Recorded data
──────
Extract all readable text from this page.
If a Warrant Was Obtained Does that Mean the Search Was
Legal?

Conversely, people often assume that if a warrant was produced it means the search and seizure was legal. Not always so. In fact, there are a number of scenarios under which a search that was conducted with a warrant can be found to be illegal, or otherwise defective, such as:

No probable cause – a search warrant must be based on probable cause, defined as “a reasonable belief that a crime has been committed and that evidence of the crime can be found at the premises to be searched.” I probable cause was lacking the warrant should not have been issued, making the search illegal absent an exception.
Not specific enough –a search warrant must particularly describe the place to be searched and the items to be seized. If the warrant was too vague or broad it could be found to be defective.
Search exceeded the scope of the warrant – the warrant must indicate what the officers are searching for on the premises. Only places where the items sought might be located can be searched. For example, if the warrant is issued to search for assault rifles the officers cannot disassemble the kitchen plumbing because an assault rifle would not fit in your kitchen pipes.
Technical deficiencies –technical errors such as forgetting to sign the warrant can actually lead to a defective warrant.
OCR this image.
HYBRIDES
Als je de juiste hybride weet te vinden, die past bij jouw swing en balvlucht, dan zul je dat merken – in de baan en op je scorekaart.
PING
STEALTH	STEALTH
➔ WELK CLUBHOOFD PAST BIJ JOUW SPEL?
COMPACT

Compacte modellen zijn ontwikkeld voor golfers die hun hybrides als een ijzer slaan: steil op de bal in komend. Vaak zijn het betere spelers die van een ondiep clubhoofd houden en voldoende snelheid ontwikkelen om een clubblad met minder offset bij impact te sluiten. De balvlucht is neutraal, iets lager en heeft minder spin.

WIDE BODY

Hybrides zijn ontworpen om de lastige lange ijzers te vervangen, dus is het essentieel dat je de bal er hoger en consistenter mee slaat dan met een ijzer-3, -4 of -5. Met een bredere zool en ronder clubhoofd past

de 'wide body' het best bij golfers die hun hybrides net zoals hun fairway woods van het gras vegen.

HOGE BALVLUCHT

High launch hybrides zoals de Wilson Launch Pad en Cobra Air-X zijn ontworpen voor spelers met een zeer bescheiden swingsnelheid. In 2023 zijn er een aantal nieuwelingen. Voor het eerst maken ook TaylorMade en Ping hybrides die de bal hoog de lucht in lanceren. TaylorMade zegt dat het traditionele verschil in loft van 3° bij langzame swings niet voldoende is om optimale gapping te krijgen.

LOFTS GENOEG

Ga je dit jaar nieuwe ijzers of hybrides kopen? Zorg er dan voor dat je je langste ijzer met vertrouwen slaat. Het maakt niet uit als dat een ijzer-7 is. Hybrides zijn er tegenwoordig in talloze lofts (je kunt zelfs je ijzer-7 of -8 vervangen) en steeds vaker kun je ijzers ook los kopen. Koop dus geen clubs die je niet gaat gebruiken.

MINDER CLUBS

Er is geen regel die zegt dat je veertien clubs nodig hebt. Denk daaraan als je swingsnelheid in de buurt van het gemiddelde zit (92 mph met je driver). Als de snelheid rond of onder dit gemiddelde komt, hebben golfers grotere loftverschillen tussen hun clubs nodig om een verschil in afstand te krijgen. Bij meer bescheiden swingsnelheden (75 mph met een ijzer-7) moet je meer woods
──────
What the exercise asks
Reproduce the listing above word for word.

Answer below
Extract all readable text from this page.
If a Warrant Was Obtained Does that Mean the Search Was
Legal?

Conversely, people often assume that if a warrant was produced it means the search and seizure was legal. Not always so. In fact, there are a number of scenarios under which a search that was conducted with a warrant can be found to be illegal, or otherwise defective, such as:

No probable cause – a search warrant must be based on probable cause, defined as “a reasonable belief that a crime has been committed and that evidence of the crime can be found at the premises to be searched.” I probable cause was lacking the warrant should not have been issued, making the search illegal absent an exception.
Not specific enough –a search warrant must particularly describe the place to be searched and the items to be seized. If the warrant was too vague or broad it could be found to be defective.
Search exceeded the scope of the warrant – the warrant must indicate what the officers are searching for on the premises. Only places where the items sought might be located can be searched. For example, if the warrant is issued to search for assault rifles the officers cannot disassemble the kitchen plumbing because an assault rifle would not fit in your kitchen pipes.
Technical deficiencies –technical errors such as forgetting to sign the warrant can actually lead to a defective warrant.
OCR this image.
HYBRIDES
Als je de juiste hybride weet te vinden, die past bij jouw swing en balvlucht, dan zul je dat merken – in de baan en op je scorekaart.
PING
STEALTH	STEALTH
➔ WELK CLUBHOOFD PAST BIJ JOUW SPEL?
COMPACT

Compacte modellen zijn ontwikkeld voor golfers die hun hybrides als een ijzer slaan: steil op de bal in komend. Vaak zijn het betere spelers die van een ondiep clubhoofd houden en voldoende snelheid ontwikkelen om een clubblad met minder offset bij impact te sluiten. De balvlucht is neutraal, iets lager en heeft minder spin.

WIDE BODY

Hybrides zijn ontworpen om de lastige lange ijzers te vervangen, dus is het essentieel dat je de bal er hoger en consistenter mee slaat dan met een ijzer-3, -4 of -5. Met een bredere zool en ronder clubhoofd past

de 'wide body' het best bij golfers die hun hybrides net zoals hun fairway woods van het gras vegen.

HOGE BALVLUCHT

High launch hybrides zoals de Wilson Launch Pad en Cobra Air-X zijn ontworpen voor spelers met een zeer bescheiden swingsnelheid. In 2023 zijn er een aantal nieuwelingen. Voor het eerst maken ook TaylorMade en Ping hybrides die de bal hoog de lucht in lanceren. TaylorMade zegt dat het traditionele verschil in loft van 3° bij langzame swings niet voldoende is om optimale gapping te krijgen.

LOFTS GENOEG

Ga je dit jaar nieuwe ijzers of hybrides kopen? Zorg er dan voor dat je je langste ijzer met vertrouwen slaat. Het maakt niet uit als dat een ijzer-7 is. Hybrides zijn er tegenwoordig in talloze lofts (je kunt zelfs je ijzer-7 of -8 vervangen) en steeds vaker kun je ijzers ook los kopen. Koop dus geen clubs die je niet gaat gebruiken.

MINDER CLUBS

Er is geen regel die zegt dat je veertien clubs nodig hebt. Denk daaraan als je swingsnelheid in de buurt van het gemiddelde zit (92 mph met je driver). Als de snelheid rond of onder dit gemiddelde komt, hebben golfers grotere loftverschillen tussen hun clubs nodig om een verschil in afstand te krijgen. Bij meer bescheiden swingsnelheden (75 mph met een ijzer-7) moet je meer woods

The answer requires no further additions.